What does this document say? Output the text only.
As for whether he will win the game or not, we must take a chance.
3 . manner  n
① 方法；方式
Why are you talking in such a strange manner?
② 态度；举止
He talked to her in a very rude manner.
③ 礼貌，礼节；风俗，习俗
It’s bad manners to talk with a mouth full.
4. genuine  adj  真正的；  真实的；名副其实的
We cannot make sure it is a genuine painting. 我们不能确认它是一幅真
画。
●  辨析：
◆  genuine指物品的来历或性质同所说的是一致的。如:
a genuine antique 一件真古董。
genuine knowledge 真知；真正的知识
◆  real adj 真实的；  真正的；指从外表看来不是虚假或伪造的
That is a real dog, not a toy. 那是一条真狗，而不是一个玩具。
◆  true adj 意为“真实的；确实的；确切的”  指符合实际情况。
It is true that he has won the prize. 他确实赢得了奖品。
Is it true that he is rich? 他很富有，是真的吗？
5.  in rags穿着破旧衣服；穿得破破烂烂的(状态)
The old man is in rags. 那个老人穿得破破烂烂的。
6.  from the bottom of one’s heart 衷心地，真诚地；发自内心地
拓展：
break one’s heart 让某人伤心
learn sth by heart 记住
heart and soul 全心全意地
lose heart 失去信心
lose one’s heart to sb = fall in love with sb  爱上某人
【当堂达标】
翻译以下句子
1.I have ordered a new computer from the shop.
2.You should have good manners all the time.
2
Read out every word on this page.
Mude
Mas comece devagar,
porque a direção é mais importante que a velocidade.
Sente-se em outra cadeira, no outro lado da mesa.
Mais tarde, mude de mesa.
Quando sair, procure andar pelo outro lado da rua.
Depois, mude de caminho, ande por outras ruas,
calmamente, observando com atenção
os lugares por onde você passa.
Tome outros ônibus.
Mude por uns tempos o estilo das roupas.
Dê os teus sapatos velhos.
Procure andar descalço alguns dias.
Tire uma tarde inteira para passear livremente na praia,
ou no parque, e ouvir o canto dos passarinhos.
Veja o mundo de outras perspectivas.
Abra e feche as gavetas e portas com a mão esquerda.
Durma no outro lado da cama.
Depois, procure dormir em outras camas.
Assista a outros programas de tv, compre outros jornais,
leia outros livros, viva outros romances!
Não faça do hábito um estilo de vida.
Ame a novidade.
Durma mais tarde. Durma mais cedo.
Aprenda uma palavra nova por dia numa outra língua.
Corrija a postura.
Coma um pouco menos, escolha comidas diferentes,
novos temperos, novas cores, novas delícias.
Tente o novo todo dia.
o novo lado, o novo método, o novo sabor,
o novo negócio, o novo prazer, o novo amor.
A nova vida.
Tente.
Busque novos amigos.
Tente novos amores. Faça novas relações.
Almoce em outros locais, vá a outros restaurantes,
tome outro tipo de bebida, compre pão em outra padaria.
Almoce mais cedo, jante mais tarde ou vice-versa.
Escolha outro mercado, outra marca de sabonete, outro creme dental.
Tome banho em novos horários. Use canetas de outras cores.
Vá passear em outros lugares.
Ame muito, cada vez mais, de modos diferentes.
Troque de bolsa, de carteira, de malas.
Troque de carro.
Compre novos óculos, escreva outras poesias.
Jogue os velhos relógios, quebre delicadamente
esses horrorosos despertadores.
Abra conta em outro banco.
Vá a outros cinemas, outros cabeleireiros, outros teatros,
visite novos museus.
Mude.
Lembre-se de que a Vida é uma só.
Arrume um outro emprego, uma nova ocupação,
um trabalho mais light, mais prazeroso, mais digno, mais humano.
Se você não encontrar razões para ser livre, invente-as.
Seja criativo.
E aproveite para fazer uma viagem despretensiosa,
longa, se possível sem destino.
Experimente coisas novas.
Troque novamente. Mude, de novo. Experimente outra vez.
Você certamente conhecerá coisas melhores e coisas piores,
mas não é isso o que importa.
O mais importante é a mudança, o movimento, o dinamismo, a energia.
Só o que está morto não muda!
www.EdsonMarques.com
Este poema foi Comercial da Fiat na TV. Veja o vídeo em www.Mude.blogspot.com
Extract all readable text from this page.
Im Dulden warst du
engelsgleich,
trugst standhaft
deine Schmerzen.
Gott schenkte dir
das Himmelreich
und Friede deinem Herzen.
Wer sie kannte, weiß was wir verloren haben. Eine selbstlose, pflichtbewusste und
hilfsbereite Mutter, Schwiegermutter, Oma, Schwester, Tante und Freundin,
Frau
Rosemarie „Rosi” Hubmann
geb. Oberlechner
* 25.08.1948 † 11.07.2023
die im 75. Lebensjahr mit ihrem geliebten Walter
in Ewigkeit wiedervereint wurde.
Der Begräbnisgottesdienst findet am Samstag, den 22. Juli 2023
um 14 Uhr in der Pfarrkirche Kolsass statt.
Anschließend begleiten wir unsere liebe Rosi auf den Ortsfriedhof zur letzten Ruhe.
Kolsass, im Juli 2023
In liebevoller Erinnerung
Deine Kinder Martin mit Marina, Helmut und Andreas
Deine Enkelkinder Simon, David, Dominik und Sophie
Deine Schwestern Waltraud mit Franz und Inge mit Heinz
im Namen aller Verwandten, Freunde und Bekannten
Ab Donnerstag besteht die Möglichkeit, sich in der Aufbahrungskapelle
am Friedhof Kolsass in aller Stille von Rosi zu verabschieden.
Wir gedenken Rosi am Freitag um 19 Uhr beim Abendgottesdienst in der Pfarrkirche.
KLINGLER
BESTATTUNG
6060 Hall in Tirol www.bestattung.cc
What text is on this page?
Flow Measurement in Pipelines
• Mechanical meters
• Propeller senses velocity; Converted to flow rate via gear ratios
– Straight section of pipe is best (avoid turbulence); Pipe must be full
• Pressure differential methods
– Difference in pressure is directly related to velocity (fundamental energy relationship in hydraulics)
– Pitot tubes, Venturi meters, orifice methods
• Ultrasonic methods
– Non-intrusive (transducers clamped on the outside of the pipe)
* * * * *
Set task. From the records above, extract every entry verbatim.

Response below.
What does this document say? Output the text only.
As for whether he will win the game or not, we must take a chance.
3 . manner  n
① 方法；方式
Why are you talking in such a strange manner?
② 态度；举止
He talked to her in a very rude manner.
③ 礼貌，礼节；风俗，习俗
It’s bad manners to talk with a mouth full.
4. genuine  adj  真正的；  真实的；名副其实的
We cannot make sure it is a genuine painting. 我们不能确认它是一幅真
画。
●  辨析：
◆  genuine指物品的来历或性质同所说的是一致的。如:
a genuine antique 一件真古董。
genuine knowledge 真知；真正的知识
◆  real adj 真实的；  真正的；指从外表看来不是虚假或伪造的
That is a real dog, not a toy. 那是一条真狗，而不是一个玩具。
◆  true adj 意为“真实的；确实的；确切的”  指符合实际情况。
It is true that he has won the prize. 他确实赢得了奖品。
Is it true that he is rich? 他很富有，是真的吗？
5.  in rags穿着破旧衣服；穿得破破烂烂的(状态)
The old man is in rags. 那个老人穿得破破烂烂的。
6.  from the bottom of one’s heart 衷心地，真诚地；发自内心地
拓展：
break one’s heart 让某人伤心
learn sth by heart 记住
heart and soul 全心全意地
lose heart 失去信心
lose one’s heart to sb = fall in love with sb  爱上某人
【当堂达标】
翻译以下句子
1.I have ordered a new computer from the shop.
2.You should have good manners all the time.
2
Read out every word on this page.
Mude
Mas comece devagar,
porque a direção é mais importante que a velocidade.
Sente-se em outra cadeira, no outro lado da mesa.
Mais tarde, mude de mesa.
Quando sair, procure andar pelo outro lado da rua.
Depois, mude de caminho, ande por outras ruas,
calmamente, observando com atenção
os lugares por onde você passa.
Tome outros ônibus.
Mude por uns tempos o estilo das roupas.
Dê os teus sapatos velhos.
Procure andar descalço alguns dias.
Tire uma tarde inteira para passear livremente na praia,
ou no parque, e ouvir o canto dos passarinhos.
Veja o mundo de outras perspectivas.
Abra e feche as gavetas e portas com a mão esquerda.
Durma no outro lado da cama.
Depois, procure dormir em outras camas.
Assista a outros programas de tv, compre outros jornais,
leia outros livros, viva outros romances!
Não faça do hábito um estilo de vida.
Ame a novidade.
Durma mais tarde. Durma mais cedo.
Aprenda uma palavra nova por dia numa outra língua.
Corrija a postura.
Coma um pouco menos, escolha comidas diferentes,
novos temperos, novas cores, novas delícias.
Tente o novo todo dia.
o novo lado, o novo método, o novo sabor,
o novo negócio, o novo prazer, o novo amor.
A nova vida.
Tente.
Busque novos amigos.
Tente novos amores. Faça novas relações.
Almoce em outros locais, vá a outros restaurantes,
tome outro tipo de bebida, compre pão em outra padaria.
Almoce mais cedo, jante mais tarde ou vice-versa.
Escolha outro mercado, outra marca de sabonete, outro creme dental.
Tome banho em novos horários. Use canetas de outras cores.
Vá passear em outros lugares.
Ame muito, cada vez mais, de modos diferentes.
Troque de bolsa, de carteira, de malas.
Troque de carro.
Compre novos óculos, escreva outras poesias.
Jogue os velhos relógios, quebre delicadamente
esses horrorosos despertadores.
Abra conta em outro banco.
Vá a outros cinemas, outros cabeleireiros, outros teatros,
visite novos museus.
Mude.
Lembre-se de que a Vida é uma só.
Arrume um outro emprego, uma nova ocupação,
um trabalho mais light, mais prazeroso, mais digno, mais humano.
Se você não encontrar razões para ser livre, invente-as.
Seja criativo.
E aproveite para fazer uma viagem despretensiosa,
longa, se possível sem destino.
Experimente coisas novas.
Troque novamente. Mude, de novo. Experimente outra vez.
Você certamente conhecerá coisas melhores e coisas piores,
mas não é isso o que importa.
O mais importante é a mudança, o movimento, o dinamismo, a energia.
Só o que está morto não muda!
www.EdsonMarques.com
Este poema foi Comercial da Fiat na TV. Veja o vídeo em www.Mude.blogspot.com
Extract all readable text from this page.
Im Dulden warst du
engelsgleich,
trugst standhaft
deine Schmerzen.
Gott schenkte dir
das Himmelreich
und Friede deinem Herzen.
Wer sie kannte, weiß was wir verloren haben. Eine selbstlose, pflichtbewusste und
hilfsbereite Mutter, Schwiegermutter, Oma, Schwester, Tante und Freundin,
Frau
Rosemarie „Rosi” Hubmann
geb. Oberlechner
* 25.08.1948 † 11.07.2023
die im 75. Lebensjahr mit ihrem geliebten Walter
in Ewigkeit wiedervereint wurde.
Der Begräbnisgottesdienst findet am Samstag, den 22. Juli 2023
um 14 Uhr in der Pfarrkirche Kolsass statt.
Anschließend begleiten wir unsere liebe Rosi auf den Ortsfriedhof zur letzten Ruhe.
Kolsass, im Juli 2023
In liebevoller Erinnerung
Deine Kinder Martin mit Marina, Helmut und Andreas
Deine Enkelkinder Simon, David, Dominik und Sophie
Deine Schwestern Waltraud mit Franz und Inge mit Heinz
im Namen aller Verwandten, Freunde und Bekannten
Ab Donnerstag besteht die Möglichkeit, sich in der Aufbahrungskapelle
am Friedhof Kolsass in aller Stille von Rosi zu verabschieden.
Wir gedenken Rosi am Freitag um 19 Uhr beim Abendgottesdienst in der Pfarrkirche.
KLINGLER
BESTATTUNG
6060 Hall in Tirol www.bestattung.cc
What text is on this page?
Flow Measurement in Pipelines
• Mechanical meters
• Propeller senses velocity; Converted to flow rate via gear ratios
– Straight section of pipe is best (avoid turbulence); Pipe must be full
• Pressure differential methods
– Difference in pressure is directly related to velocity (fundamental energy relationship in hydraulics)
– Pitot tubes, Venturi meters, orifice methods
• Ultrasonic methods
– Non-intrusive (transducers clamped on the outside of the pipe)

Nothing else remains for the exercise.